■ **To do**: Count every line that has the word "户口本第一页地址". Give the number, without anything more.
○ ○ ○
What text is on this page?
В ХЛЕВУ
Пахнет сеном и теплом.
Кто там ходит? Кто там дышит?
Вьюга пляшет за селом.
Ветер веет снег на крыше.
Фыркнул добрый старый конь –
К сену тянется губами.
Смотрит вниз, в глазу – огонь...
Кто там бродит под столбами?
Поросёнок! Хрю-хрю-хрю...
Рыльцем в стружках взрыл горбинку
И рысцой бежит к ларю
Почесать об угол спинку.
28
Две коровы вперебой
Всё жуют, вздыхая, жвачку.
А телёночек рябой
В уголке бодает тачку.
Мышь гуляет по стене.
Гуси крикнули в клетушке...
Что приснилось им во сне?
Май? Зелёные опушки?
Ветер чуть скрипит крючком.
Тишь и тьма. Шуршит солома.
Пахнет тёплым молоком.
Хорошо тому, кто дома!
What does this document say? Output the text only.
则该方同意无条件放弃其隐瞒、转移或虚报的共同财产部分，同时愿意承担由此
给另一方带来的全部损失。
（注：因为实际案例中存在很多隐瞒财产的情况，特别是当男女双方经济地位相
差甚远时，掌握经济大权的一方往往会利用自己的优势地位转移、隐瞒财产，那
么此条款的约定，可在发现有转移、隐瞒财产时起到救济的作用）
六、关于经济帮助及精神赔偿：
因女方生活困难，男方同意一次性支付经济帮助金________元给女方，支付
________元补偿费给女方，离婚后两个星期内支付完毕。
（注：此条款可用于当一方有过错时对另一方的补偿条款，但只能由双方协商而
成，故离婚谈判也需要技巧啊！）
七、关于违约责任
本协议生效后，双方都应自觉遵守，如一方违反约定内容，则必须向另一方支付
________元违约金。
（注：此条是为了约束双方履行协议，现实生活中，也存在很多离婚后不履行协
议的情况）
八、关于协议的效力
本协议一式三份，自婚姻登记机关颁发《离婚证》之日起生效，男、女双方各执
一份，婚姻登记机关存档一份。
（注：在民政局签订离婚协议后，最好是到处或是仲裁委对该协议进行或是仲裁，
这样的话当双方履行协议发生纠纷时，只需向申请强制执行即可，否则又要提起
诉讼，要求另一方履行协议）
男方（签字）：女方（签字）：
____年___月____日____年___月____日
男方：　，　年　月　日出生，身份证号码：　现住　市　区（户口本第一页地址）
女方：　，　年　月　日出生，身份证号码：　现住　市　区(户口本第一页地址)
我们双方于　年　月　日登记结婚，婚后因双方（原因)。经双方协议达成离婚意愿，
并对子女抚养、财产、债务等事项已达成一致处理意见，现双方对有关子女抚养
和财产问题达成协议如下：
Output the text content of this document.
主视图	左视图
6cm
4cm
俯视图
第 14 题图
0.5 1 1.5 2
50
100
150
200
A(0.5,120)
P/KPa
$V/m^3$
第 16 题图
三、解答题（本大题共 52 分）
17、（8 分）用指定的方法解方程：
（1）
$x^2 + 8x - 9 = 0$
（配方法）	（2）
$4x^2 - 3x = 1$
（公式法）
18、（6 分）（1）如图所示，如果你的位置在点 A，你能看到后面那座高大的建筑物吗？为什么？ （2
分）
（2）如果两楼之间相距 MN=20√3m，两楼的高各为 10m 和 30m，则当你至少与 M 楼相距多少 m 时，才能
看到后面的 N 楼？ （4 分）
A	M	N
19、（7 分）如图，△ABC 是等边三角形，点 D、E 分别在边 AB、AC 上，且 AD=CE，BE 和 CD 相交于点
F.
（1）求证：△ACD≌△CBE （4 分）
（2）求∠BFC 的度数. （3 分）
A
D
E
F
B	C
○ ○ ○
■ **Output of the task**: 2